* **Exercise prompt**
Quote each record exactly, please, leaving none out.

* **Records for this exercise**
--------------------------------

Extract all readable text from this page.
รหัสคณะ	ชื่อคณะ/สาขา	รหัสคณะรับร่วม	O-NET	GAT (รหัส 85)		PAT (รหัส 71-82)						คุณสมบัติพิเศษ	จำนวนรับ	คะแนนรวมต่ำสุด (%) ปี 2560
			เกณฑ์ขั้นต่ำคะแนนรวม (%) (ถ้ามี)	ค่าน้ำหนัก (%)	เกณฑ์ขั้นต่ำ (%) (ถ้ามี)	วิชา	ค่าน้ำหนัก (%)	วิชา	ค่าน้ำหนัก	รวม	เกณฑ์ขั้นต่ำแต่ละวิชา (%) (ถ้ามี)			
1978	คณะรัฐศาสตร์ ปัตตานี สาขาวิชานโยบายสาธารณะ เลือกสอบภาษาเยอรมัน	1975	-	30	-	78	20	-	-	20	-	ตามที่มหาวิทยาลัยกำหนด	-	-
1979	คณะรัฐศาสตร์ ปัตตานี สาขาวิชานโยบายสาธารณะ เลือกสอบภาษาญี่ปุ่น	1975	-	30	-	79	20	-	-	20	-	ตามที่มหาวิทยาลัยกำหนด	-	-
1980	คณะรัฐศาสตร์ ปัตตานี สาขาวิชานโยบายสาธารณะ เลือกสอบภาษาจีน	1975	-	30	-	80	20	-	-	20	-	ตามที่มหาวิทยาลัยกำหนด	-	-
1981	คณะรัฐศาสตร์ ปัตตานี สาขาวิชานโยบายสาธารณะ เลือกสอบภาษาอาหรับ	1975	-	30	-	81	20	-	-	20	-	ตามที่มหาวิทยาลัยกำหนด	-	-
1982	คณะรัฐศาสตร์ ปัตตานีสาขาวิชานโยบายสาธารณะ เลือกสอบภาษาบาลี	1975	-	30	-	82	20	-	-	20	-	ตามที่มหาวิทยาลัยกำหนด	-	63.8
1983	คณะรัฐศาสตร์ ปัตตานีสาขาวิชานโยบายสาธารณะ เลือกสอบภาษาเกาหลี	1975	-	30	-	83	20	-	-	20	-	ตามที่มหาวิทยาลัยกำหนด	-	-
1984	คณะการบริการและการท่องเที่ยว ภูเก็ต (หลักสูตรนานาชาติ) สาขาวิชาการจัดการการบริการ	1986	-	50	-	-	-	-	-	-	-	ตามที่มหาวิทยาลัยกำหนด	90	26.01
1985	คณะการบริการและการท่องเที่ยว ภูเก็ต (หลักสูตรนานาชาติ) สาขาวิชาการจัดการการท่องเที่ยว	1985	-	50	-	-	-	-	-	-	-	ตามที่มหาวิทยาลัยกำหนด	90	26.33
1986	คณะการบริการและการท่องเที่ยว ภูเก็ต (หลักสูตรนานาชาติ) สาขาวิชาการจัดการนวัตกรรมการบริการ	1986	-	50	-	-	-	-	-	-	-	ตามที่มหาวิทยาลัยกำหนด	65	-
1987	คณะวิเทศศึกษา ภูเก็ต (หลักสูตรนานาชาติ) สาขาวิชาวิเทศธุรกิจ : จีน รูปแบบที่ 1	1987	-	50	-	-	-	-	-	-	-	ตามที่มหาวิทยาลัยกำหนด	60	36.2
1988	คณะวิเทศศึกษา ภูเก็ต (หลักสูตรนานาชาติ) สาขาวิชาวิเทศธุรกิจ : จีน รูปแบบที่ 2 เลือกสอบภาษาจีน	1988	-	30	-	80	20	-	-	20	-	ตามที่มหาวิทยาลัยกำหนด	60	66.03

--------------------------------

* **Solution**
Extract all readable text from this page.
รหัสคณะ	ชื่อคณะ/สาขา	รหัสคณะรับร่วม	O-NET	GAT (รหัส 85)		PAT (รหัส 71-82)						คุณสมบัติพิเศษ	จำนวนรับ	คะแนนรวมต่ำสุด (%) ปี 2560
			เกณฑ์ขั้นต่ำคะแนนรวม (%) (ถ้ามี)	ค่าน้ำหนัก (%)	เกณฑ์ขั้นต่ำ (%) (ถ้ามี)	วิชา	ค่าน้ำหนัก (%)	วิชา	ค่าน้ำหนัก	รวม	เกณฑ์ขั้นต่ำแต่ละวิชา (%) (ถ้ามี)			
1978	คณะรัฐศาสตร์ ปัตตานี สาขาวิชานโยบายสาธารณะ เลือกสอบภาษาเยอรมัน	1975	-	30	-	78	20	-	-	20	-	ตามที่มหาวิทยาลัยกำหนด	-	-
1979	คณะรัฐศาสตร์ ปัตตานี สาขาวิชานโยบายสาธารณะ เลือกสอบภาษาญี่ปุ่น	1975	-	30	-	79	20	-	-	20	-	ตามที่มหาวิทยาลัยกำหนด	-	-
1980	คณะรัฐศาสตร์ ปัตตานี สาขาวิชานโยบายสาธารณะ เลือกสอบภาษาจีน	1975	-	30	-	80	20	-	-	20	-	ตามที่มหาวิทยาลัยกำหนด	-	-
1981	คณะรัฐศาสตร์ ปัตตานี สาขาวิชานโยบายสาธารณะ เลือกสอบภาษาอาหรับ	1975	-	30	-	81	20	-	-	20	-	ตามที่มหาวิทยาลัยกำหนด	-	-
1982	คณะรัฐศาสตร์ ปัตตานีสาขาวิชานโยบายสาธารณะ เลือกสอบภาษาบาลี	1975	-	30	-	82	20	-	-	20	-	ตามที่มหาวิทยาลัยกำหนด	-	63.8
1983	คณะรัฐศาสตร์ ปัตตานีสาขาวิชานโยบายสาธารณะ เลือกสอบภาษาเกาหลี	1975	-	30	-	83	20	-	-	20	-	ตามที่มหาวิทยาลัยกำหนด	-	-
1984	คณะการบริการและการท่องเที่ยว ภูเก็ต (หลักสูตรนานาชาติ) สาขาวิชาการจัดการการบริการ	1986	-	50	-	-	-	-	-	-	-	ตามที่มหาวิทยาลัยกำหนด	90	26.01
1985	คณะการบริการและการท่องเที่ยว ภูเก็ต (หลักสูตรนานาชาติ) สาขาวิชาการจัดการการท่องเที่ยว	1985	-	50	-	-	-	-	-	-	-	ตามที่มหาวิทยาลัยกำหนด	90	26.33
1986	คณะการบริการและการท่องเที่ยว ภูเก็ต (หลักสูตรนานาชาติ) สาขาวิชาการจัดการนวัตกรรมการบริการ	1986	-	50	-	-	-	-	-	-	-	ตามที่มหาวิทยาลัยกำหนด	65	-
1987	คณะวิเทศศึกษา ภูเก็ต (หลักสูตรนานาชาติ) สาขาวิชาวิเทศธุรกิจ : จีน รูปแบบที่ 1	1987	-	50	-	-	-	-	-	-	-	ตามที่มหาวิทยาลัยกำหนด	60	36.2
1988	คณะวิเทศศึกษา ภูเก็ต (หลักสูตรนานาชาติ) สาขาวิชาวิเทศธุรกิจ : จีน รูปแบบที่ 2 เลือกสอบภาษาจีน	1988	-	30	-	80	20	-	-	20	-	ตามที่มหาวิทยาลัยกำหนด	60	66.03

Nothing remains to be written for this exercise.